Input data:
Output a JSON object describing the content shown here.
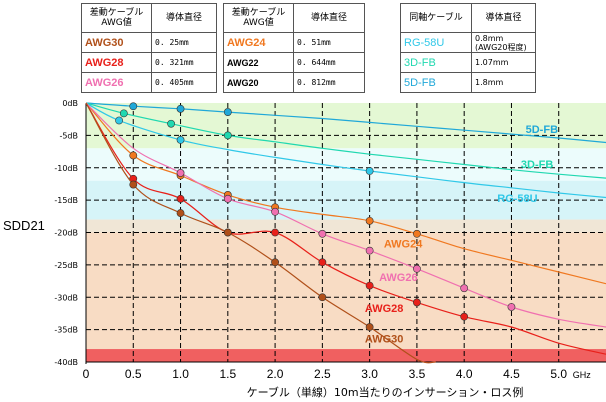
{
  "tables": {
    "awg_left": {
      "headers": [
        "差動ケーブル AWG値",
        "導体直径"
      ],
      "rows": [
        {
          "awg": "AWG30",
          "dia": "0. 25mm",
          "color": "#b0501a"
        },
        {
          "awg": "AWG28",
          "dia": "0. 321mm",
          "color": "#e8201a"
        },
        {
          "awg": "AWG26",
          "dia": "0. 405mm",
          "color": "#f070b0"
        }
      ]
    },
    "awg_mid": {
      "headers": [
        "差動ケーブル AWG値",
        "導体直径"
      ],
      "rows": [
        {
          "awg": "AWG24",
          "dia": "0. 51mm",
          "color": "#f07820"
        },
        {
          "awg": "AWG22",
          "dia": "0. 644mm",
          "color": "#000000"
        },
        {
          "awg": "AWG20",
          "dia": "0. 812mm",
          "color": "#000000"
        }
      ]
    },
    "coax": {
      "headers": [
        "同軸ケーブル",
        "導体直径"
      ],
      "rows": [
        {
          "awg": "RG-58U",
          "dia": "0.8mm (AWG20程度)",
          "color": "#30c8e8"
        },
        {
          "awg": "3D-FB",
          "dia": "1.07mm",
          "color": "#20d8b0"
        },
        {
          "awg": "5D-FB",
          "dia": "1.8mm",
          "color": "#20a8d8"
        }
      ]
    }
  },
  "chart_data": {
    "type": "line",
    "title": "",
    "xlabel": "ケーブル（単線）10m当たりのインサーション・ロス例",
    "ylabel": "SDD21",
    "x_unit": "GHz",
    "xlim": [
      0,
      5.5
    ],
    "ylim": [
      -40,
      0
    ],
    "x_ticks": [
      0,
      0.5,
      1.0,
      1.5,
      2.0,
      2.5,
      3.0,
      3.5,
      4.0,
      4.5,
      5.0
    ],
    "x_tick_labels": [
      "0",
      "0.5",
      "1.0",
      "1.5",
      "2.0",
      "2.5",
      "3.0",
      "3.5",
      "4.0",
      "4.5",
      "5.0"
    ],
    "y_ticks": [
      0,
      -5,
      -10,
      -15,
      -20,
      -25,
      -30,
      -35,
      -40
    ],
    "y_tick_labels": [
      "0dB",
      "-5dB",
      "-10dB",
      "-15dB",
      "-20dB",
      "-25dB",
      "-30dB",
      "-35dB",
      "-40dB"
    ],
    "bands": [
      {
        "from": 0,
        "to": -7,
        "color": "#e4f8d4"
      },
      {
        "from": -7,
        "to": -12,
        "color": "#ecfcfc"
      },
      {
        "from": -12,
        "to": -18,
        "color": "#d6f4f8"
      },
      {
        "from": -18,
        "to": -20,
        "color": "#f0e6d6"
      },
      {
        "from": -20,
        "to": -38,
        "color": "#f8dcc4"
      },
      {
        "from": -38,
        "to": -40,
        "color": "#f06060"
      }
    ],
    "series": [
      {
        "name": "5D-FB",
        "color": "#20a8d8",
        "marker": true,
        "points": [
          [
            0.5,
            -0.5
          ],
          [
            1.0,
            -0.9
          ],
          [
            1.5,
            -1.4
          ]
        ],
        "curve": [
          [
            0,
            0
          ],
          [
            0.5,
            -0.5
          ],
          [
            1,
            -0.9
          ],
          [
            1.5,
            -1.4
          ],
          [
            2,
            -1.9
          ],
          [
            2.5,
            -2.4
          ],
          [
            3,
            -3
          ],
          [
            3.5,
            -3.6
          ],
          [
            4,
            -4.2
          ],
          [
            4.5,
            -4.8
          ],
          [
            5,
            -5.4
          ],
          [
            5.5,
            -6.1
          ]
        ]
      },
      {
        "name": "3D-FB",
        "color": "#20d8b0",
        "marker": true,
        "points": [
          [
            0.4,
            -1.6
          ],
          [
            0.9,
            -3.2
          ],
          [
            1.5,
            -5.0
          ]
        ],
        "curve": [
          [
            0,
            0
          ],
          [
            0.4,
            -1.6
          ],
          [
            0.9,
            -3.2
          ],
          [
            1.5,
            -5.0
          ],
          [
            2,
            -6.0
          ],
          [
            2.5,
            -7.0
          ],
          [
            3,
            -7.9
          ],
          [
            3.5,
            -8.7
          ],
          [
            4,
            -9.5
          ],
          [
            4.5,
            -10.3
          ],
          [
            5,
            -11.0
          ],
          [
            5.5,
            -11.6
          ]
        ]
      },
      {
        "name": "RG-58U",
        "color": "#30c8e8",
        "marker": true,
        "points": [
          [
            0.35,
            -2.7
          ],
          [
            1.0,
            -5.7
          ],
          [
            3.0,
            -10.5
          ]
        ],
        "curve": [
          [
            0,
            0
          ],
          [
            0.35,
            -2.7
          ],
          [
            1,
            -5.7
          ],
          [
            1.5,
            -7.2
          ],
          [
            2,
            -8.4
          ],
          [
            2.5,
            -9.5
          ],
          [
            3,
            -10.5
          ],
          [
            3.5,
            -11.4
          ],
          [
            4,
            -12.3
          ],
          [
            4.5,
            -13.1
          ],
          [
            5,
            -13.9
          ],
          [
            5.5,
            -14.6
          ]
        ]
      },
      {
        "name": "AWG24",
        "color": "#f07820",
        "marker": true,
        "points": [
          [
            0.5,
            -8.1
          ],
          [
            1.0,
            -11.2
          ],
          [
            1.5,
            -14.2
          ],
          [
            2.0,
            -16.1
          ],
          [
            3.0,
            -18.2
          ],
          [
            3.5,
            -20.2
          ]
        ],
        "curve": [
          [
            0,
            0
          ],
          [
            0.5,
            -8.1
          ],
          [
            1,
            -11.2
          ],
          [
            1.5,
            -14.2
          ],
          [
            2,
            -16.1
          ],
          [
            2.5,
            -17.2
          ],
          [
            3,
            -18.2
          ],
          [
            3.5,
            -20.2
          ],
          [
            4,
            -22.5
          ],
          [
            4.5,
            -24.3
          ],
          [
            5,
            -26.1
          ],
          [
            5.5,
            -27.9
          ]
        ]
      },
      {
        "name": "AWG26",
        "color": "#f070b0",
        "marker": true,
        "points": [
          [
            1.0,
            -10.8
          ],
          [
            1.5,
            -14.8
          ],
          [
            2.0,
            -16.8
          ],
          [
            2.5,
            -20.2
          ],
          [
            3.0,
            -22.8
          ],
          [
            3.5,
            -25.6
          ],
          [
            4.0,
            -28.6
          ],
          [
            4.5,
            -31.5
          ]
        ],
        "curve": [
          [
            0,
            0
          ],
          [
            0.5,
            -7
          ],
          [
            1,
            -10.8
          ],
          [
            1.5,
            -14.8
          ],
          [
            2,
            -16.8
          ],
          [
            2.5,
            -20.2
          ],
          [
            3,
            -22.8
          ],
          [
            3.5,
            -25.6
          ],
          [
            4,
            -28.6
          ],
          [
            4.5,
            -31.5
          ],
          [
            5,
            -33.4
          ],
          [
            5.5,
            -34.6
          ]
        ]
      },
      {
        "name": "AWG28",
        "color": "#e8201a",
        "marker": true,
        "points": [
          [
            0.5,
            -11.7
          ],
          [
            1.0,
            -14.8
          ],
          [
            1.5,
            -20.0
          ],
          [
            2.0,
            -20.0
          ],
          [
            2.5,
            -24.6
          ],
          [
            3.0,
            -28.2
          ],
          [
            3.5,
            -30.8
          ],
          [
            4.0,
            -33.0
          ]
        ],
        "curve": [
          [
            0,
            0
          ],
          [
            0.5,
            -11.7
          ],
          [
            1,
            -14.8
          ],
          [
            1.5,
            -20.0
          ],
          [
            2,
            -20.0
          ],
          [
            2.5,
            -24.6
          ],
          [
            3,
            -28.2
          ],
          [
            3.5,
            -30.8
          ],
          [
            4,
            -33.0
          ],
          [
            4.5,
            -34.6
          ],
          [
            5,
            -37.1
          ],
          [
            5.5,
            -38.8
          ]
        ]
      },
      {
        "name": "AWG30",
        "color": "#b0501a",
        "marker": true,
        "points": [
          [
            0.5,
            -12.6
          ],
          [
            1.0,
            -17.0
          ],
          [
            1.5,
            -20.0
          ],
          [
            2.0,
            -24.6
          ],
          [
            2.5,
            -30.0
          ],
          [
            3.0,
            -34.6
          ]
        ],
        "curve": [
          [
            0,
            0
          ],
          [
            0.5,
            -12.6
          ],
          [
            1,
            -17.0
          ],
          [
            1.5,
            -20.0
          ],
          [
            2,
            -24.6
          ],
          [
            2.5,
            -30.0
          ],
          [
            3,
            -34.6
          ],
          [
            3.5,
            -39.6
          ],
          [
            3.7,
            -40
          ]
        ]
      }
    ],
    "annotations": [
      {
        "text": "5D-FB",
        "x": 4.65,
        "y": -4.6,
        "color": "#20a8d8"
      },
      {
        "text": "3D-FB",
        "x": 4.6,
        "y": -10.0,
        "color": "#20d8b0"
      },
      {
        "text": "RG-58U",
        "x": 4.35,
        "y": -15.3,
        "color": "#30c8e8"
      },
      {
        "text": "AWG24",
        "x": 3.15,
        "y": -22.3,
        "color": "#f07820"
      },
      {
        "text": "AWG26",
        "x": 3.1,
        "y": -27.5,
        "color": "#f070b0"
      },
      {
        "text": "AWG28",
        "x": 2.95,
        "y": -32.3,
        "color": "#e8201a"
      },
      {
        "text": "AWG30",
        "x": 2.95,
        "y": -37.0,
        "color": "#b0501a"
      }
    ]
  }
}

Written exercise:
From the material above, copy each line that includes the word "text".

Reply to the task:
        "text": "5D-FB",
        "text": "3D-FB",
        "text": "RG-58U",
        "text": "AWG24",
        "text": "AWG26",
        "text": "AWG28",
        "text": "AWG30",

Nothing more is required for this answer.